Work to complete:
Below are entries. Pull out all lines containing "kanystr".

Stored records:
"""

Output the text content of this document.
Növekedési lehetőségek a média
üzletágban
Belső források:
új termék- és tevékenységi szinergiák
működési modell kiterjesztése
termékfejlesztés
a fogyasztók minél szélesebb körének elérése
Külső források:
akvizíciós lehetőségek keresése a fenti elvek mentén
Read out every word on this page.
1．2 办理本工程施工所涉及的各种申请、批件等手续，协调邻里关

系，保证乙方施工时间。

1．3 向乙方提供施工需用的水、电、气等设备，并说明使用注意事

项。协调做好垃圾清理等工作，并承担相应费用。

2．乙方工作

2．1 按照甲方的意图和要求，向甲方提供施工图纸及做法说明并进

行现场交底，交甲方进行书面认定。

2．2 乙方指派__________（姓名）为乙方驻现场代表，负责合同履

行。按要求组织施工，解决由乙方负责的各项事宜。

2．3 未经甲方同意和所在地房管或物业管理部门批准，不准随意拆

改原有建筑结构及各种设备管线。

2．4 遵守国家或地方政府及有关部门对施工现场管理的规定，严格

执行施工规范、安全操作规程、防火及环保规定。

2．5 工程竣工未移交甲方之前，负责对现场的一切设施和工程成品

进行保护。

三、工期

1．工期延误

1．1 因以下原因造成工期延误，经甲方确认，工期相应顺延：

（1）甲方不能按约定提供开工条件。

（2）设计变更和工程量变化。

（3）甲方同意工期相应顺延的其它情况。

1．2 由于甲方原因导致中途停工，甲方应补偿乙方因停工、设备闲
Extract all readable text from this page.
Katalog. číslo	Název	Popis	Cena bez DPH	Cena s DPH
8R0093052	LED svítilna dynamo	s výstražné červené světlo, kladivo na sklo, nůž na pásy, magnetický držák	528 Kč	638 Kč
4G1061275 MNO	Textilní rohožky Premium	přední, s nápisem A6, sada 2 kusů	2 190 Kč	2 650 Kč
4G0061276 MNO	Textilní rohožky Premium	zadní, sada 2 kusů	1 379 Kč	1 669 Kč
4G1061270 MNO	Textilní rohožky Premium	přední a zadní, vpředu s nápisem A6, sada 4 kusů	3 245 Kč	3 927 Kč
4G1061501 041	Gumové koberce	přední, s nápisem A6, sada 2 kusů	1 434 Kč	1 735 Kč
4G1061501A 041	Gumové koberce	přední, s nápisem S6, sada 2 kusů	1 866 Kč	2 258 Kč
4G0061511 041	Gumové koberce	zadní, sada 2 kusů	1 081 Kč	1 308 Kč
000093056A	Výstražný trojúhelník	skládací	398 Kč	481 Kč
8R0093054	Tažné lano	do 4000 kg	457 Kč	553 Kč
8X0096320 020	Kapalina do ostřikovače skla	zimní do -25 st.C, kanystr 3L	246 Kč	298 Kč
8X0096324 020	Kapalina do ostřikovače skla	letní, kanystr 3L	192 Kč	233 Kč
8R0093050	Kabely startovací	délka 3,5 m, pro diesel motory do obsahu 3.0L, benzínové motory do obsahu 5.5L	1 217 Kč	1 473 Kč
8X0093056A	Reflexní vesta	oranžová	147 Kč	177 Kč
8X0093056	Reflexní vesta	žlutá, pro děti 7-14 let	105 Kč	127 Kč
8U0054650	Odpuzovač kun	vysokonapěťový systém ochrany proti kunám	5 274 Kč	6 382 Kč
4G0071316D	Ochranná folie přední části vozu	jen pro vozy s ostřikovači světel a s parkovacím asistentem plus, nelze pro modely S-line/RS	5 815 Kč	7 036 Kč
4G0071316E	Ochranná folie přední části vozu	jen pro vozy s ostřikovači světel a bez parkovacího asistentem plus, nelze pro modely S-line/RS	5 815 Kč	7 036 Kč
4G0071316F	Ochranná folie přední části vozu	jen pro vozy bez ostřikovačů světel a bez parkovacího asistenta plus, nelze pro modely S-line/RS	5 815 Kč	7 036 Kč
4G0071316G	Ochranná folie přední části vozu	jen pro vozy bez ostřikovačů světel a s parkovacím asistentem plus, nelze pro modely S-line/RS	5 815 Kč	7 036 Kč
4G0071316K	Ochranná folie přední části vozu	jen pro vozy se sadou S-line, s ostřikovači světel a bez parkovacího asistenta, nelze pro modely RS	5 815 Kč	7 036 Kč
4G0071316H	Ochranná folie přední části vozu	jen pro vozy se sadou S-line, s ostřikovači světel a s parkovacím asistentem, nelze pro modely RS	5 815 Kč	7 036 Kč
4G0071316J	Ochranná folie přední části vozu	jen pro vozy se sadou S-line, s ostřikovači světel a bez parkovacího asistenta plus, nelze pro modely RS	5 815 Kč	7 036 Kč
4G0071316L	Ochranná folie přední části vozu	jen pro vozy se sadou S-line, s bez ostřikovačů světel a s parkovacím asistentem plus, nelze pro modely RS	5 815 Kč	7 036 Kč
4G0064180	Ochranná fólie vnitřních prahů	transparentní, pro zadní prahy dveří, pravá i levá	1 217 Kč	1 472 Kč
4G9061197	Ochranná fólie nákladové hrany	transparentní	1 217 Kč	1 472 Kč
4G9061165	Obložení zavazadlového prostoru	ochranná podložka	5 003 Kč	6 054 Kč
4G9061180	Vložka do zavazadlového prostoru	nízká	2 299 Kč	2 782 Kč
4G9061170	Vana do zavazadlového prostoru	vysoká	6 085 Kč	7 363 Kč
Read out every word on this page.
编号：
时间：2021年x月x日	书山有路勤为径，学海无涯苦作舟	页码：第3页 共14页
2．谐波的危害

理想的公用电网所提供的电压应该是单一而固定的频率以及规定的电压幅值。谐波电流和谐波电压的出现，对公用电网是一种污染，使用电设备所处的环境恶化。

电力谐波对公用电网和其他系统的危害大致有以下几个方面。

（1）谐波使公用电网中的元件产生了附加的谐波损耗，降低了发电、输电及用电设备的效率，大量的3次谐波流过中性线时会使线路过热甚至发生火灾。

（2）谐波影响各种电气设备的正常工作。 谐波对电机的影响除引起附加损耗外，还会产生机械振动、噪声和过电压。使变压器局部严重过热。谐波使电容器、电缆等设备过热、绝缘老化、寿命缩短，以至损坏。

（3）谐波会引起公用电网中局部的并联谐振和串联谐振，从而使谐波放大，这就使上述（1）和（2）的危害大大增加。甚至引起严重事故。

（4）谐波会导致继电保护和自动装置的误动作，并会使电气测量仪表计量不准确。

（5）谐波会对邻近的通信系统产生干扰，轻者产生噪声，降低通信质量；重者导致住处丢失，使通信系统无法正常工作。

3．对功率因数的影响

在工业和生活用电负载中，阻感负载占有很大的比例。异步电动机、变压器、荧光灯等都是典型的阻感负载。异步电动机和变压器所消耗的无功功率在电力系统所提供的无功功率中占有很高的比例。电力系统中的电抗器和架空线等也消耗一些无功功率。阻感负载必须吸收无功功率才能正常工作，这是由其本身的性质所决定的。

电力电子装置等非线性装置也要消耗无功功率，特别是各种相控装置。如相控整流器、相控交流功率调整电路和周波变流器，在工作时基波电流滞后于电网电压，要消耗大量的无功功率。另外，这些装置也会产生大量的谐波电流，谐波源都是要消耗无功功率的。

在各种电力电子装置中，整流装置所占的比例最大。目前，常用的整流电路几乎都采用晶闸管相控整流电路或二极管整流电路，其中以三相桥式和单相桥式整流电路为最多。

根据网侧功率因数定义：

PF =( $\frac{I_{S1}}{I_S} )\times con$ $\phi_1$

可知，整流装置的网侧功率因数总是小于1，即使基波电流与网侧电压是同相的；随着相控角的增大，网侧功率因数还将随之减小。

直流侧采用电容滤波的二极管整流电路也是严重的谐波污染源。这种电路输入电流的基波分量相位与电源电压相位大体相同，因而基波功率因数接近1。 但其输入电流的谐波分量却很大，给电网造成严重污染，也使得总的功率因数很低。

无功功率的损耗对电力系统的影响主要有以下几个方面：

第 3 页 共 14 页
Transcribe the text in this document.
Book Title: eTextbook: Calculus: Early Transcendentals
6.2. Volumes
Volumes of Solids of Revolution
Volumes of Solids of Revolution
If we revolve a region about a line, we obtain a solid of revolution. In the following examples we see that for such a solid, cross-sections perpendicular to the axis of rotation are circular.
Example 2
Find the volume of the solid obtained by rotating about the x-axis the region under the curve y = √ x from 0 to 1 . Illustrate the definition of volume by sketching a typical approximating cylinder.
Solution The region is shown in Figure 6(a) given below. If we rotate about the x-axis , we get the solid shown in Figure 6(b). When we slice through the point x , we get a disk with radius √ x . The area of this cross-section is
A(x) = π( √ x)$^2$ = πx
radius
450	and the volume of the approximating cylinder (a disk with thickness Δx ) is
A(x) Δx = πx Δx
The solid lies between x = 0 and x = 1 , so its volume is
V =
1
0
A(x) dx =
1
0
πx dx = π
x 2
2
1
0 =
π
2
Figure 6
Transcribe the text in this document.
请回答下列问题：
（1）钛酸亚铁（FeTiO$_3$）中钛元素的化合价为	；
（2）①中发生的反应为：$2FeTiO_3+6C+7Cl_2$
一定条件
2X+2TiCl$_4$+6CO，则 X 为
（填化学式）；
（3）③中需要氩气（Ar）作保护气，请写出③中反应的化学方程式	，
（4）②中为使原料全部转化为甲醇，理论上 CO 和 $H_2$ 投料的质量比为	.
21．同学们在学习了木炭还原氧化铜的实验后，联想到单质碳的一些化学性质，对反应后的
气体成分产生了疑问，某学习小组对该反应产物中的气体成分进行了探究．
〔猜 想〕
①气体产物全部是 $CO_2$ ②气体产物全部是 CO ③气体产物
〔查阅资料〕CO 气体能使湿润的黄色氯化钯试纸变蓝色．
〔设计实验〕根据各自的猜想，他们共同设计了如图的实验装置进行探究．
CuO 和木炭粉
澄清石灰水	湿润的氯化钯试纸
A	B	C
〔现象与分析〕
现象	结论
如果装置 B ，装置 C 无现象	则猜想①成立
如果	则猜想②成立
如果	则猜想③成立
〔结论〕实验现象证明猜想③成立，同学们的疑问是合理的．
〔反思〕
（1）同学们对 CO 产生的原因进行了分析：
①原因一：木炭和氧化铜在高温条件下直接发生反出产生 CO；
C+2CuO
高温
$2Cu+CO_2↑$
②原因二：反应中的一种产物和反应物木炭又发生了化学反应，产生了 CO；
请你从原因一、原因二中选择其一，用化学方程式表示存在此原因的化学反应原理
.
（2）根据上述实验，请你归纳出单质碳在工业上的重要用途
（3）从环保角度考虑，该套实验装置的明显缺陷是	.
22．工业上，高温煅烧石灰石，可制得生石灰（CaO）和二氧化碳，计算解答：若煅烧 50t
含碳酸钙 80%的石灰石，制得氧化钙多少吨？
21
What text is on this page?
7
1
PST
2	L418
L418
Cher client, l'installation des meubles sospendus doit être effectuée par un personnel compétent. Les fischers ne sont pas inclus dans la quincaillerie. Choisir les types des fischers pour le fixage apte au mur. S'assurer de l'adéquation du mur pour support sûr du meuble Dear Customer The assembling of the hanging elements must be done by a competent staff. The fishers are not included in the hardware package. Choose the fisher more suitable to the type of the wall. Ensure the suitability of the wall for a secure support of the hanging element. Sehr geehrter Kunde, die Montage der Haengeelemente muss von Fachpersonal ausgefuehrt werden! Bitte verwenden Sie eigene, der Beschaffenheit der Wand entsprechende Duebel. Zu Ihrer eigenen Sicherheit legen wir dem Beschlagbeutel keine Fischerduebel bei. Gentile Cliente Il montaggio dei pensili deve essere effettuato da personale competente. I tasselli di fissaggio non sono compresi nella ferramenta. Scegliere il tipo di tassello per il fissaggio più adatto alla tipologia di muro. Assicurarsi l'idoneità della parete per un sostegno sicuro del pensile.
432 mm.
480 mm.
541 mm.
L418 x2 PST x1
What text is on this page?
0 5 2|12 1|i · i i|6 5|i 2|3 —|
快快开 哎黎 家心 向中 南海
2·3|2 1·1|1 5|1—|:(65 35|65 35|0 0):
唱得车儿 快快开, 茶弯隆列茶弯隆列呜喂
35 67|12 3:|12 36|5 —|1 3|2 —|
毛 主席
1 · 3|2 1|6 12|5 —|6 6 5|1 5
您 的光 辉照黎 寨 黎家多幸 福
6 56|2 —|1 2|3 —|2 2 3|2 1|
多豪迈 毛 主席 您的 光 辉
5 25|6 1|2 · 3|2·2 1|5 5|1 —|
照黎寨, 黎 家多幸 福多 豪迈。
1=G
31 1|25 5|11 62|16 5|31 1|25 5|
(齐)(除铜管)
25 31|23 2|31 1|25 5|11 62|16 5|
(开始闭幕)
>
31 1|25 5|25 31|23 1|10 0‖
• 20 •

"""

Correct response:
8X0096320 020	Kapalina do ostřikovače skla	zimní do -25 st.C, kanystr 3L	246 Kč	298 Kč
8X0096324 020	Kapalina do ostřikovače skla	letní, kanystr 3L	192 Kč	233 Kč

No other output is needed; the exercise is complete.